Repeat every record exactly, but keep images out of the copy.

——

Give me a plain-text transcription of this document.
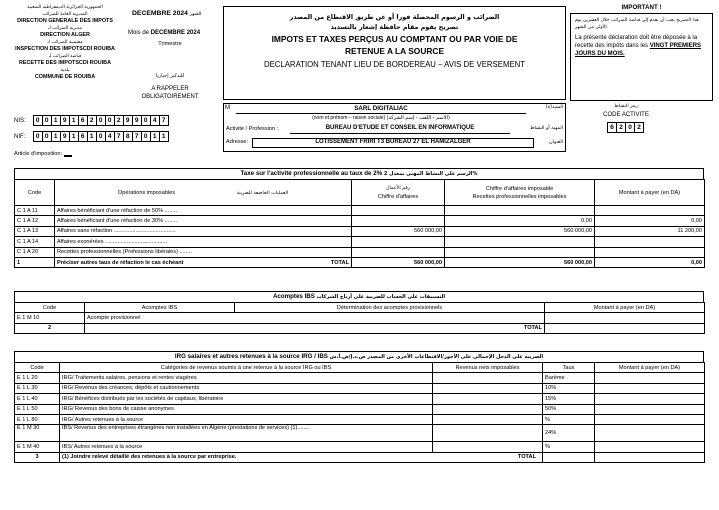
الجمهورية الجزائرية الديمقراطية الشعبية
المديرية العامة للضرائب
DIRECTION GENERALE DES IMPOTS
مديرية الضرائب لـ
DIRECTION ALGER
مفتشية الضرائب لـ
INSPECTION DES IMPOTSCDI ROUIBA
قباضة الضرائب لـ
RECETTE DES IMPOTSCDI ROUIBA
بلدية
COMMUNE DE ROUIBA
DECEMBRE 2024 الشهر
Mois de DECEMBRE 2024
Trimestre
للتذكير إجباريا
A RAPPELER OBLIGATOIREMENT
الضرائب و الرسوم المحصلة فورا أو عن طريق الاقتطاع من المصدر
تصريح يقوم مقام حافظة إشعار بالتسديد
IMPOTS ET TAXES PERÇUS AU COMPTANT OU PAR VOIE DE
RETENUE A LA SOURCE
DECLARATION TENANT LIEU DE BORDEREAU – AVIS DE VERSEMENT
IMPORTANT !
هذا التصريح يجب أن يقدم إلى قباضة الضرائب خلال العشرين يوم الأولى من الشهر.
La présente déclaration doit être déposée à la recette des impôts dans les VINGT PREMIERS JOURS DU MOIS.
M	SARL DIGITALIAC	السيد(ة)
(nom et prénom – raison sociale) (الاسم - اللقب - إسم الشركة)
Activité / Profession :	BUREAU D'ETUDE ET CONSEIL EN INFORMATIQUE	المهنة أو النشاط
Adresse:	LOTISSEMENT FRIRI T3 BUREAU 27 EL HAMIZALGER	العنوان
رمز النشاط
CODE ACTIVITE
6 2 0 2
NIS: 0 0 1 9 1 6 2 0 0 2 9 9 0 4 7
NIF: 0 0 1 9 1 6 1 0 4 7 8 7 0 1 1
Article d'imposition:
Taxe sur l'activité professionnelle au taux de 2% الرسم على النشاط المهني بمعدل 2%
Code	Opérations imposables العمليات الخاضعة للضريبة	رقم الأعمال
Chiffre d'affaires	Chiffre d'affaires imposable
Recettes professionnelles imposables	Montant à payer (en DA)
C 1 A 11	Affaires bénéficiant d'une réfaction de 50% ........			
C 1 A 12	Affaires bénéficiant d'une réfaction de 30% ........		0,00	0,00
C 1 A 13	Affaires sans réfaction ........................................	560 000,00	560 000,00	11 200,00
C 1 A 14	Affaires exonérées ........................................			
C 1 A 20	Recettes professionnelles (Professions libérales) ........			
1	Préciser autres taux de réfaction le cas échéant TOTAL	560 000,00	560 000,00	0,00
Acomptes IBS التسبيقات على الحساب للضريبة على أرباح الشركات
Code	Acomptes IBS	Détermination des acomptes provisionnels	Montant à payer (en DA)
E 1 M 10	Acompte provisionnel		
2	TOTAL		
IRG salaires et autres retenues à la source IRG / IBS الضريبة على الدخل الإجمالي على الأجور/الاقتطاعات الأخرى من المصدر ض.د.إ/ض.أ.ش
Code	Catégories de revenus soumis à une retenue à la source IRG ou IBS	Revenus nets imposables	Taux	Montant à payer (en DA)
E 1 L 20	IRG/ Traitements salaires, pensions et rentes viagères		Barème	
E 1 L 30	IRG/ Revenus des créances, dépôts et cautionnements		10%	
E 1 L 40	IRG/ Bénéfices distribués par les sociétés de capitaux, libératoire		15%	
E 1 L 50	IRG/ Revenus des bons de caisse anonymes		50%	
E 1 L 80	IRG/ Autres retenues à la source		%	
E 1 M 30	IBS/ Revenus des entreprises étrangères non installées en Algérie (prestations de services) (1)........		24%	
E 1 M 40	IBS/ Autres retenues à la source		%	
3	(1) Joindre relevé détaillé des retenues à la source par entreprise. TOTAL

——

_EXERCISE OUTPUT_:
Give me a plain-text transcription of this document.
الجمهورية الجزائرية الديمقراطية الشعبية
المديرية العامة للضرائب
DIRECTION GENERALE DES IMPOTS
مديرية الضرائب لـ
DIRECTION ALGER
مفتشية الضرائب لـ
INSPECTION DES IMPOTSCDI ROUIBA
قباضة الضرائب لـ
RECETTE DES IMPOTSCDI ROUIBA
بلدية
COMMUNE DE ROUIBA
DECEMBRE 2024 الشهر
Mois de DECEMBRE 2024
Trimestre
للتذكير إجباريا
A RAPPELER OBLIGATOIREMENT
الضرائب و الرسوم المحصلة فورا أو عن طريق الاقتطاع من المصدر
تصريح يقوم مقام حافظة إشعار بالتسديد
IMPOTS ET TAXES PERÇUS AU COMPTANT OU PAR VOIE DE
RETENUE A LA SOURCE
DECLARATION TENANT LIEU DE BORDEREAU – AVIS DE VERSEMENT
IMPORTANT !
هذا التصريح يجب أن يقدم إلى قباضة الضرائب خلال العشرين يوم الأولى من الشهر.
La présente déclaration doit être déposée à la recette des impôts dans les VINGT PREMIERS JOURS DU MOIS.
M	SARL DIGITALIAC	السيد(ة)
(nom et prénom – raison sociale) (الاسم - اللقب - إسم الشركة)
Activité / Profession :	BUREAU D'ETUDE ET CONSEIL EN INFORMATIQUE	المهنة أو النشاط
Adresse:	LOTISSEMENT FRIRI T3 BUREAU 27 EL HAMIZALGER	العنوان
رمز النشاط
CODE ACTIVITE
6 2 0 2
NIS: 0 0 1 9 1 6 2 0 0 2 9 9 0 4 7
NIF: 0 0 1 9 1 6 1 0 4 7 8 7 0 1 1
Article d'imposition:
Taxe sur l'activité professionnelle au taux de 2% الرسم على النشاط المهني بمعدل 2%
Code	Opérations imposables العمليات الخاضعة للضريبة	رقم الأعمال
Chiffre d'affaires	Chiffre d'affaires imposable
Recettes professionnelles imposables	Montant à payer (en DA)
C 1 A 11	Affaires bénéficiant d'une réfaction de 50% ........			
C 1 A 12	Affaires bénéficiant d'une réfaction de 30% ........		0,00	0,00
C 1 A 13	Affaires sans réfaction ........................................	560 000,00	560 000,00	11 200,00
C 1 A 14	Affaires exonérées ........................................			
C 1 A 20	Recettes professionnelles (Professions libérales) ........			
1	Préciser autres taux de réfaction le cas échéant TOTAL	560 000,00	560 000,00	0,00
Acomptes IBS التسبيقات على الحساب للضريبة على أرباح الشركات
Code	Acomptes IBS	Détermination des acomptes provisionnels	Montant à payer (en DA)
E 1 M 10	Acompte provisionnel		
2	TOTAL		
IRG salaires et autres retenues à la source IRG / IBS الضريبة على الدخل الإجمالي على الأجور/الاقتطاعات الأخرى من المصدر ض.د.إ/ض.أ.ش
Code	Catégories de revenus soumis à une retenue à la source IRG ou IBS	Revenus nets imposables	Taux	Montant à payer (en DA)
E 1 L 20	IRG/ Traitements salaires, pensions et rentes viagères		Barème	
E 1 L 30	IRG/ Revenus des créances, dépôts et cautionnements		10%	
E 1 L 40	IRG/ Bénéfices distribués par les sociétés de capitaux, libératoire		15%	
E 1 L 50	IRG/ Revenus des bons de caisse anonymes		50%	
E 1 L 80	IRG/ Autres retenues à la source		%	
E 1 M 30	IBS/ Revenus des entreprises étrangères non installées en Algérie (prestations de services) (1)........		24%	
E 1 M 40	IBS/ Autres retenues à la source		%	
3	(1) Joindre relevé détaillé des retenues à la source par entreprise. TOTAL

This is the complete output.